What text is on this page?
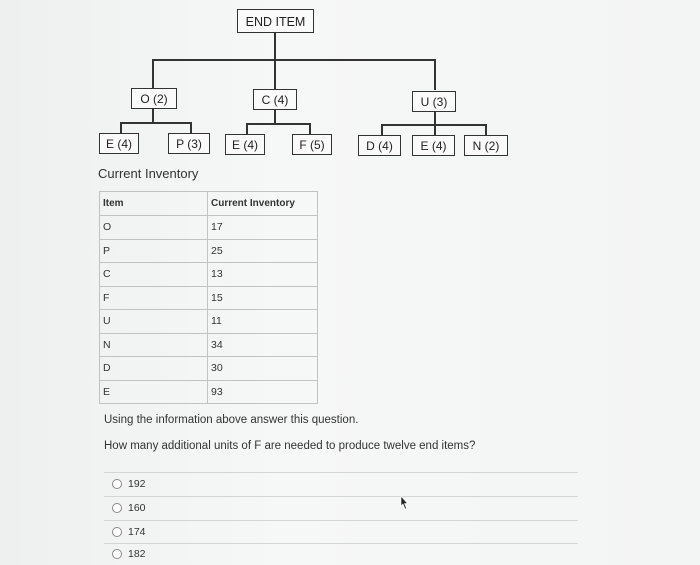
END ITEM
O (2)	C (4)	U (3)
E (4)	P (3)	E (4)	F (5)	D (4)	E (4)	N (2)
Current Inventory
Item	Current Inventory
O	17
P	25
C	13
F	15
U	11
N	34
D	30
E	93
Using the information above answer this question.
How many additional units of F are needed to produce twelve end items?
192
160
174
182
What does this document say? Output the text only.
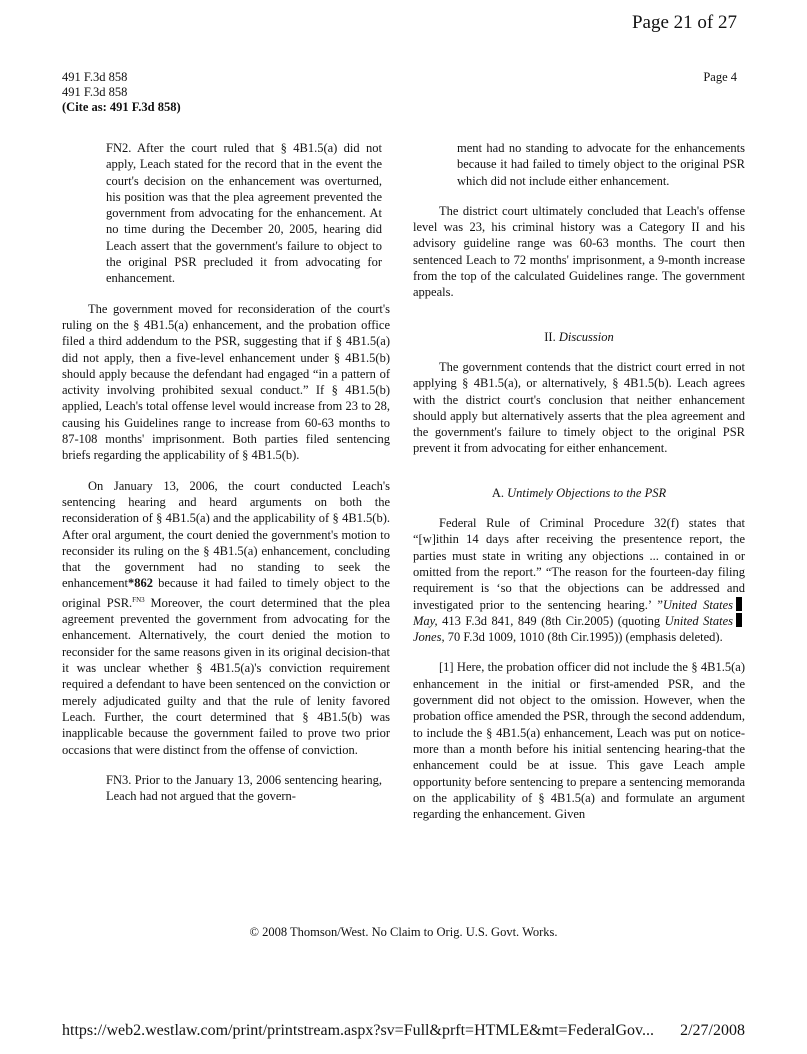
Page 21 of 27
491 F.3d 858
491 F.3d 858
(Cite as: 491 F.3d 858)
Page 4

FN2. After the court ruled that § 4B1.5(a) did not apply, Leach stated for the record that in the event the court's decision on the enhancement was overturned, his position was that the plea agreement prevented the government from advocating for the enhancement. At no time during the December 20, 2005, hearing did Leach assert that the government's failure to object to the original PSR precluded it from advocating for enhancement.

The government moved for reconsideration of the court's ruling on the § 4B1.5(a) enhancement, and the probation office filed a third addendum to the PSR, suggesting that if § 4B1.5(a) did not apply, then a five-level enhancement under § 4B1.5(b) should apply because the defendant had engaged “in a pattern of activity involving prohibited sexual conduct.” If § 4B1.5(b) applied, Leach's total offense level would increase from 23 to 28, causing his Guidelines range to increase from 60-63 months to 87-108 months' imprisonment. Both parties filed sentencing briefs regarding the applicability of § 4B1.5(b).

On January 13, 2006, the court conducted Leach's sentencing hearing and heard arguments on both the reconsideration of § 4B1.5(a) and the applicability of § 4B1.5(b). After oral argument, the court denied the government's motion to reconsider its ruling on the § 4B1.5(a) enhancement, concluding that the government had no standing to seek the enhancement*862 because it had failed to timely object to the original PSR.$^{FN3}$ Moreover, the court determined that the plea agreement prevented the government from advocating for the enhancement. Alternatively, the court denied the motion to reconsider for the same reasons given in its original decision-that it was unclear whether § 4B1.5(a)'s conviction requirement required a defendant to have been sentenced on the conviction or merely adjudicated guilty and that the rule of lenity favored Leach. Further, the court determined that § 4B1.5(b) was inapplicable because the government failed to prove two prior occasions that were distinct from the offense of conviction.

FN3. Prior to the January 13, 2006 sentencing hearing, Leach had not argued that the govern-

ment had no standing to advocate for the enhancements because it had failed to timely object to the original PSR which did not include either enhancement.

The district court ultimately concluded that Leach's offense level was 23, his criminal history was a Category II and his advisory guideline range was 60-63 months. The court then sentenced Leach to 72 months' imprisonment, a 9-month increase from the top of the calculated Guidelines range. The government appeals.

II. Discussion

The government contends that the district court erred in not applying § 4B1.5(a), or alternatively, § 4B1.5(b). Leach agrees with the district court's conclusion that neither enhancement should apply but alternatively asserts that the plea agreement and the government's failure to timely object to the original PSR prevent it from advocating for either enhancement.

A. Untimely Objections to the PSR

Federal Rule of Criminal Procedure 32(f) states that “[w]ithin 14 days after receiving the presentence report, the parties must state in writing any objections ... contained in or omitted from the report.” “The reason for the fourteen-day filing requirement is ‘so that the objections can be addressed and investigated prior to the sentencing hearing.’ ”United StatesMay, 413 F.3d 841, 849 (8th Cir.2005) (quoting United StatesJones, 70 F.3d 1009, 1010 (8th Cir.1995)) (emphasis deleted).

[1] Here, the probation officer did not include the § 4B1.5(a) enhancement in the initial or first-amended PSR, and the government did not object to the omission. However, when the probation office amended the PSR, through the second addendum, to include the § 4B1.5(a) enhancement, Leach was put on notice-more than a month before his initial sentencing hearing-that the enhancement could be at issue. This gave Leach ample opportunity before sentencing to prepare a sentencing memoranda on the applicability of § 4B1.5(a) and formulate an argument regarding the enhancement. Given

© 2008 Thomson/West. No Claim to Orig. U.S. Govt. Works.
https://web2.westlaw.com/print/printstream.aspx?sv=Full&prft=HTMLE&mt=FederalGov... 2/27/2008
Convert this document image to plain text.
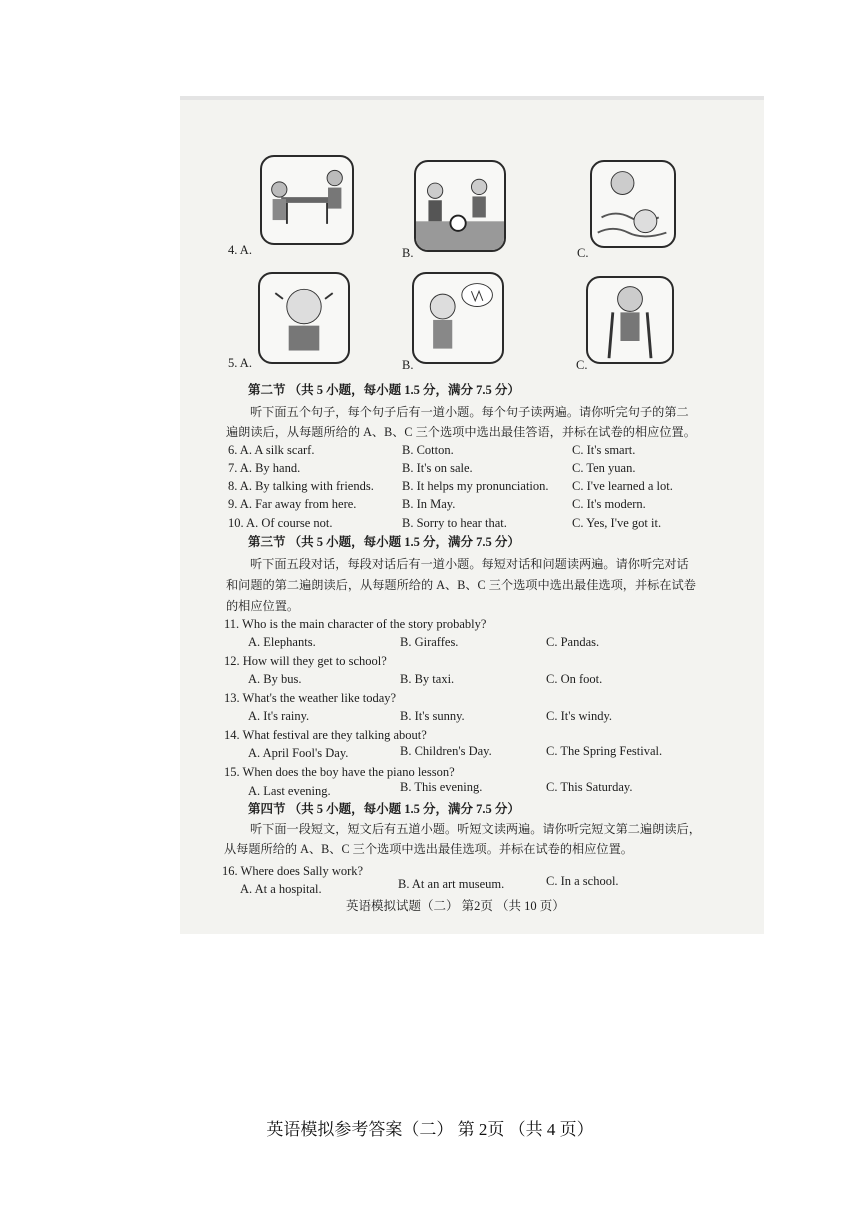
4. A.	B.	C.
5. A.	B.	C.
第二节 （共 5 小题，每小题 1.5 分，满分 7.5 分）
听下面五个句子，每个句子后有一道小题。每个句子读两遍。请你听完句子的第二
遍朗读后，从每题所给的 A、B、C 三个选项中选出最佳答语，并标在试卷的相应位置。
6. A. A silk scarf.	B. Cotton.	C. It's smart.
7. A. By hand.	B. It's on sale.	C. Ten yuan.
8. A. By talking with friends. B. It helps my pronunciation. C. I've learned a lot.
9. A. Far away from here.	B. In May.	C. It's modern.
10. A. Of course not.	B. Sorry to hear that.	C. Yes, I've got it.
第三节 （共 5 小题，每小题 1.5 分，满分 7.5 分）
听下面五段对话，每段对话后有一道小题。每短对话和问题读两遍。请你听完对话
和问题的第二遍朗读后，从每题所给的 A、B、C 三个选项中选出最佳选项，并标在试卷
的相应位置。
11. Who is the main character of the story probably?
A. Elephants.	B. Giraffes.	C. Pandas.
12. How will they get to school?
A. By bus.	B. By taxi.	C. On foot.
13. What's the weather like today?
A. It's rainy.	B. It's sunny.	C. It's windy.
14. What festival are they talking about?
A. April Fool's Day.	B. Children's Day.	C. The Spring Festival.
15. When does the boy have the piano lesson?
A. Last evening.	B. This evening.	C. This Saturday.
第四节 （共 5 小题，每小题 1.5 分，满分 7.5 分）
听下面一段短文，短文后有五道小题。听短文读两遍。请你听完短文第二遍朗读后，
从每题所给的 A、B、C 三个选项中选出最佳选项。并标在试卷的相应位置。
16. Where does Sally work?
A. At a hospital.	B. At an art museum.	C. In a school.
英语模拟试题（二） 第2页 （共 10 页）
英语模拟参考答案（二） 第 2页 （共 4 页）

EXERCISE TASK: Find every line in the records that has the string "Inventory", then state how many there are and nothing else.

FINISHED ANSWER: 2